What to work on:
Where the word "Increase" occurs in a line, return that line.

Dataset items:
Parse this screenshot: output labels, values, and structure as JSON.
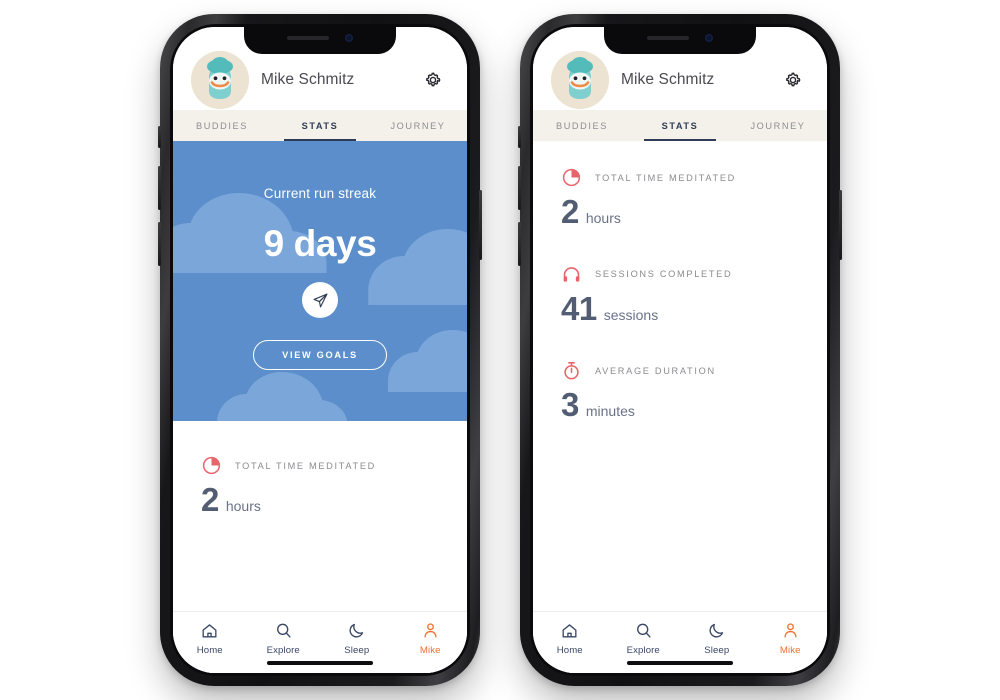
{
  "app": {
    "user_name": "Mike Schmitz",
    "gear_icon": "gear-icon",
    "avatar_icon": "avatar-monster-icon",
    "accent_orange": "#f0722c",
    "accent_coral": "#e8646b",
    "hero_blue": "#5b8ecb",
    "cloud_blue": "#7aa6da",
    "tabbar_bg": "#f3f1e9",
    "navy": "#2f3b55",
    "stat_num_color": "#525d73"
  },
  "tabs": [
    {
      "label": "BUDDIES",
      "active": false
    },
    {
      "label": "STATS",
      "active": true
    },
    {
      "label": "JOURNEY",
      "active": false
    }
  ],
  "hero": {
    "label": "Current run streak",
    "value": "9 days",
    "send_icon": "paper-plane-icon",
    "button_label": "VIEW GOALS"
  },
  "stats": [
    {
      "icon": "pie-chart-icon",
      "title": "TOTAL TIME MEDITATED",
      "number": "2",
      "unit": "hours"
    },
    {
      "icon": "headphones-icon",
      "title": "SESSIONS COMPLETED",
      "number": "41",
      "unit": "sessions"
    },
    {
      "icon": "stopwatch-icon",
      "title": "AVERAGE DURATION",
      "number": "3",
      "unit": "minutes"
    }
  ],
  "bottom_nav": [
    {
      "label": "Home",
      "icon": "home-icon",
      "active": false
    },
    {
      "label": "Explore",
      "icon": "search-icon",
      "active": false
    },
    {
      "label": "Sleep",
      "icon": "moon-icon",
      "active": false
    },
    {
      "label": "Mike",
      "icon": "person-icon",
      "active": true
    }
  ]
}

--

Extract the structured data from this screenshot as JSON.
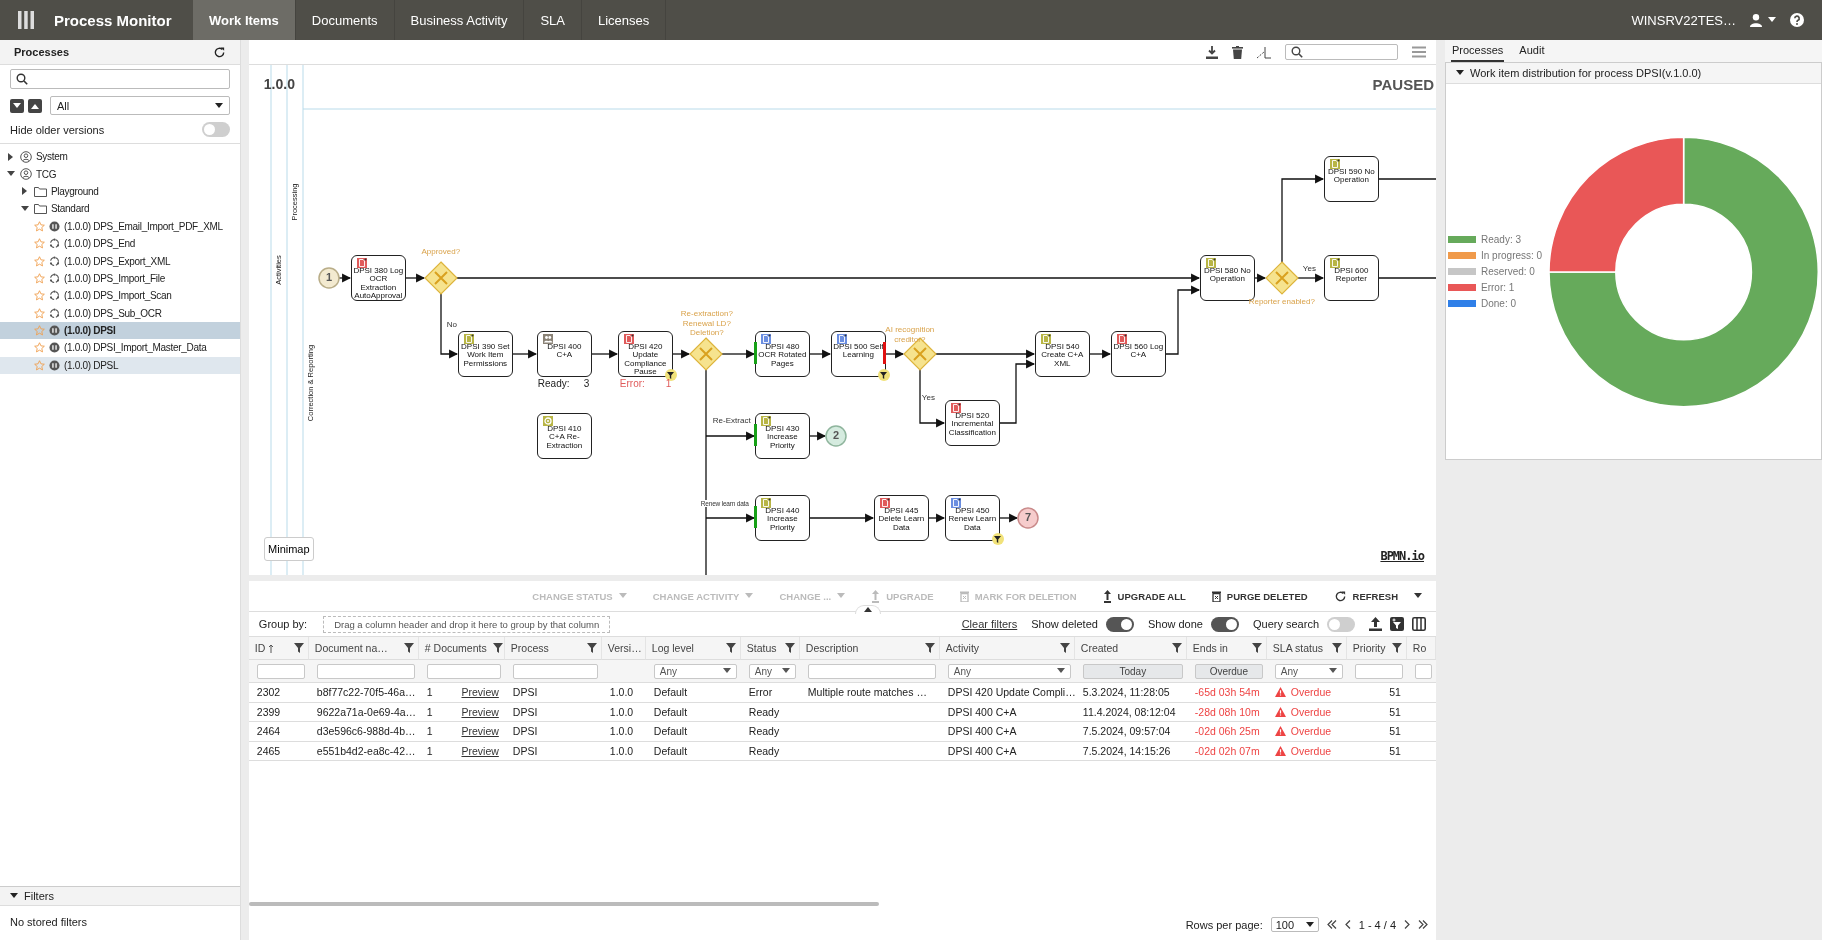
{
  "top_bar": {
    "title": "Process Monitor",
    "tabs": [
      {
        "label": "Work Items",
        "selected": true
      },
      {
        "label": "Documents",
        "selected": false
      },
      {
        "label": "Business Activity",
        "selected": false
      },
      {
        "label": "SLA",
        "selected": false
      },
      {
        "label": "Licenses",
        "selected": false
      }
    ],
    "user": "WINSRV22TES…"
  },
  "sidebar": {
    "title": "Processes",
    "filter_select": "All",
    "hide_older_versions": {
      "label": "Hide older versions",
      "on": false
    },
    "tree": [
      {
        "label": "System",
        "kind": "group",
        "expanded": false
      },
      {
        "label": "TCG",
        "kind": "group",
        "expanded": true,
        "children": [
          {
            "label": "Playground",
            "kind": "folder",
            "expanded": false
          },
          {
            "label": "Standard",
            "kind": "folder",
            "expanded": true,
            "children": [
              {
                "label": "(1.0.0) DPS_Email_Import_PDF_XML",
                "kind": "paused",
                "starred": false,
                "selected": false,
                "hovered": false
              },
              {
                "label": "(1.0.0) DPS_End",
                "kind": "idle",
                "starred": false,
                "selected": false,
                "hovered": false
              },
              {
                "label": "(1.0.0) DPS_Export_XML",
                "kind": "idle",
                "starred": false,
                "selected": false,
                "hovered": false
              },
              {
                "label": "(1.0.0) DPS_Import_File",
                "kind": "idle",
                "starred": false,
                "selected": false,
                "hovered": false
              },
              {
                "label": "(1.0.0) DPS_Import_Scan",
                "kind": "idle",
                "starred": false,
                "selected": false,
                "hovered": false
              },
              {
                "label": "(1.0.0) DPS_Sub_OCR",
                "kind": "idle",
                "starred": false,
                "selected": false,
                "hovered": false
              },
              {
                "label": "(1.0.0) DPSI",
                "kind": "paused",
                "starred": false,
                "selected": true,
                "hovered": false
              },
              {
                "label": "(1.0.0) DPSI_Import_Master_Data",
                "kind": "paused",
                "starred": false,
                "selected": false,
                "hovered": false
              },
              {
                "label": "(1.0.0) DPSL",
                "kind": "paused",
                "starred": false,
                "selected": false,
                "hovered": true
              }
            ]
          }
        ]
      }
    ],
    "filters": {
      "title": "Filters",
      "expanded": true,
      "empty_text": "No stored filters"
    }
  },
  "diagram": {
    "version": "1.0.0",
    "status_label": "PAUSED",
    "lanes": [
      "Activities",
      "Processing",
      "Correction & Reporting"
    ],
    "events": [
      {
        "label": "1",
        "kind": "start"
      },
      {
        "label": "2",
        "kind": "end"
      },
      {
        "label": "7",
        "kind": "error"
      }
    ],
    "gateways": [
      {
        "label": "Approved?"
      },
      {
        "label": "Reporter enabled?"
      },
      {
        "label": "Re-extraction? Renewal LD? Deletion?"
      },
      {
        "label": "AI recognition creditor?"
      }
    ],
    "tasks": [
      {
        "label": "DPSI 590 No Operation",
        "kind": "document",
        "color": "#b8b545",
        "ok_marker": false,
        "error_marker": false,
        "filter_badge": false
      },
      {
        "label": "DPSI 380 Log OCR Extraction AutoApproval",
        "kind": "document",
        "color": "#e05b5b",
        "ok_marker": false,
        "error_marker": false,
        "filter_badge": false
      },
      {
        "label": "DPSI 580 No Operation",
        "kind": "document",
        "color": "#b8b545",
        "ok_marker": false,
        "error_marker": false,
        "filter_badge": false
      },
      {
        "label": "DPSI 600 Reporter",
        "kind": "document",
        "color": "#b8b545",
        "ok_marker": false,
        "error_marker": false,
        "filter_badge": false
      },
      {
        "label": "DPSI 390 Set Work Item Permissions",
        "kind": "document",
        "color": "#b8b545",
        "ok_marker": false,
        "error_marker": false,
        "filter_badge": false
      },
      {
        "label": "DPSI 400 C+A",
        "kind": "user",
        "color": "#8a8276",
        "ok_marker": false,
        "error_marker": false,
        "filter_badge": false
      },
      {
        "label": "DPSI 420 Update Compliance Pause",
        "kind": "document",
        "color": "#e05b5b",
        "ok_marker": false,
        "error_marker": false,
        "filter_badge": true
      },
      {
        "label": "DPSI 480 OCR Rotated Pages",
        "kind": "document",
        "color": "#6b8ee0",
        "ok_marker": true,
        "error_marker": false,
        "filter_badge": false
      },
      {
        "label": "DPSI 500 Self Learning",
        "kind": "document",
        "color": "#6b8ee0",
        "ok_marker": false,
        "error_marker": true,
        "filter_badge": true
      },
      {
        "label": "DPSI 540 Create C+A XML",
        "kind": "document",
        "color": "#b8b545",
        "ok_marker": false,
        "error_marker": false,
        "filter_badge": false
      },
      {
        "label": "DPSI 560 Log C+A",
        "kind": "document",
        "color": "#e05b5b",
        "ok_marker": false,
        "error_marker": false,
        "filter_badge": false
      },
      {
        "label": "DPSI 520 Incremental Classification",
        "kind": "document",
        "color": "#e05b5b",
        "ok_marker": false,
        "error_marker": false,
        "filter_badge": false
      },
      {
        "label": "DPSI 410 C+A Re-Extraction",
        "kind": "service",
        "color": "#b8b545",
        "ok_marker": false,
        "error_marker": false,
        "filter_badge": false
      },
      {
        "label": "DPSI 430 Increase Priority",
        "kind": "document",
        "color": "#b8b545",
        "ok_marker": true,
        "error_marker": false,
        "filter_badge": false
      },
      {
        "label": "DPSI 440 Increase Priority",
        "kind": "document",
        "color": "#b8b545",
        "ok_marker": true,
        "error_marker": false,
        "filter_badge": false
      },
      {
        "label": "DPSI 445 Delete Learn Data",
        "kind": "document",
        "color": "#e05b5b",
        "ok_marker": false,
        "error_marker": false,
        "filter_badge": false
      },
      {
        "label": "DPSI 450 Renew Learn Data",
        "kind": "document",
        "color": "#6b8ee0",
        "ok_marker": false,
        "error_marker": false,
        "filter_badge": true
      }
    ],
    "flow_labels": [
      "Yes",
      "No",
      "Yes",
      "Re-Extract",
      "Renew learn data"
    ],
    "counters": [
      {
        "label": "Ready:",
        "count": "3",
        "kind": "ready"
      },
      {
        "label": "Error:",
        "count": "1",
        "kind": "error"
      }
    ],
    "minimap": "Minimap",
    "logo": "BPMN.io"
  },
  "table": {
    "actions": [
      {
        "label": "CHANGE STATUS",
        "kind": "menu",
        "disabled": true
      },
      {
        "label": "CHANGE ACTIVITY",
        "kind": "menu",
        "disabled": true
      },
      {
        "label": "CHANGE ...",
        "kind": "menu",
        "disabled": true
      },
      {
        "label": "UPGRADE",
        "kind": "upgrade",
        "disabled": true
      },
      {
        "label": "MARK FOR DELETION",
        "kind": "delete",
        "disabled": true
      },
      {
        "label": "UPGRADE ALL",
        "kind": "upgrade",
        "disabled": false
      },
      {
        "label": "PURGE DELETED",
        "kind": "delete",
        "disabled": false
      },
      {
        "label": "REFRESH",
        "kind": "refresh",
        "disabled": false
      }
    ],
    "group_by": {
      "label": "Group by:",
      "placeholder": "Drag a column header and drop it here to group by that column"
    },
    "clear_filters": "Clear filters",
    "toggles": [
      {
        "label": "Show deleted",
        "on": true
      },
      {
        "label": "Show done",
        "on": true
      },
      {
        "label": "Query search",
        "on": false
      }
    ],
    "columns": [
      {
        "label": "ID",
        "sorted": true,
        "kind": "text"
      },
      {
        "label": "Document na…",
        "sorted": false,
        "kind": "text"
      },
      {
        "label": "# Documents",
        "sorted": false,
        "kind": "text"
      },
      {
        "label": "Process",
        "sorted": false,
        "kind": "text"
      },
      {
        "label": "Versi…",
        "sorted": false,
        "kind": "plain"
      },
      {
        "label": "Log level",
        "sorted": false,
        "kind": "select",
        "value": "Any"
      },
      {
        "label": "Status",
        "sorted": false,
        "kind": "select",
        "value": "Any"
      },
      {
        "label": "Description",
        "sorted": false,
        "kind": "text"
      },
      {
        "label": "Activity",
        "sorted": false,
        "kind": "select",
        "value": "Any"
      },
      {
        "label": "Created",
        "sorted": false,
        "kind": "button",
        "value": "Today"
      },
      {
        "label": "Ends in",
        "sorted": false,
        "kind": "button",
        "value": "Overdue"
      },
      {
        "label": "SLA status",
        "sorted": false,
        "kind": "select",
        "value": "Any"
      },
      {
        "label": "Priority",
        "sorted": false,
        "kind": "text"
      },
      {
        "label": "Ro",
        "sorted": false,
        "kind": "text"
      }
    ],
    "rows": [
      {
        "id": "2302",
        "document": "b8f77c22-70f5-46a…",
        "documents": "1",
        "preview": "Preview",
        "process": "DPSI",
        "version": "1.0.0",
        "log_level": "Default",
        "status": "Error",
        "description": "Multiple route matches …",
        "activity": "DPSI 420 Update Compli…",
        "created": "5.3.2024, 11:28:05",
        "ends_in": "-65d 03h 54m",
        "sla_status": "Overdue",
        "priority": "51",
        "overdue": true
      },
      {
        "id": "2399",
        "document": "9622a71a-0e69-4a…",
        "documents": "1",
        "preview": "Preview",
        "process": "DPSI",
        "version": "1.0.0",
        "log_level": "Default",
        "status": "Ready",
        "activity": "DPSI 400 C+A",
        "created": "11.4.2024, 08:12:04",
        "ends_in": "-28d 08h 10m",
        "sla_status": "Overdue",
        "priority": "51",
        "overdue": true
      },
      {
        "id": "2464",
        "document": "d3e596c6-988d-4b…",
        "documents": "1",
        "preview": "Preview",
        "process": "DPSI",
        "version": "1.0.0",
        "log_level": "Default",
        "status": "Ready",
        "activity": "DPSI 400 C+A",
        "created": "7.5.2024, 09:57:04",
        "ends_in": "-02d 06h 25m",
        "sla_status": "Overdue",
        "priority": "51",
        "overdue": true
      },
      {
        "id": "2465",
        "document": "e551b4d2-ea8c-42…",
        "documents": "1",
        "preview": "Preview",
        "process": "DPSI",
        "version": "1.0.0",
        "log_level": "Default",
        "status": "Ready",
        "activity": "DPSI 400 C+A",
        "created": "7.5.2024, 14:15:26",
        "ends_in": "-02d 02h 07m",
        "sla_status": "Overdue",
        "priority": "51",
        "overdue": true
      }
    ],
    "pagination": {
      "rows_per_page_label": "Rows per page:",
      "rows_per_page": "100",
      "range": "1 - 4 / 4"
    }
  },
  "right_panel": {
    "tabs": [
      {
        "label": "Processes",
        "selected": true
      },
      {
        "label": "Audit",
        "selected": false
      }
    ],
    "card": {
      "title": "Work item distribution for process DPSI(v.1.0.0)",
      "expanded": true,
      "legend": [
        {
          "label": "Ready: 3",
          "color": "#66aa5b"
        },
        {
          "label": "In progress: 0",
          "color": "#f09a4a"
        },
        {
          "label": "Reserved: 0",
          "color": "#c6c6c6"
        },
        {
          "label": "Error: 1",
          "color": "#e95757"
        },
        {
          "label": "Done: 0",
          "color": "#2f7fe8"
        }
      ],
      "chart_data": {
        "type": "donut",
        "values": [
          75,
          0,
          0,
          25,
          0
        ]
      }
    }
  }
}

Output below:
        "label": "DPSI 430 Increase Priority",
        "label": "DPSI 440 Increase Priority",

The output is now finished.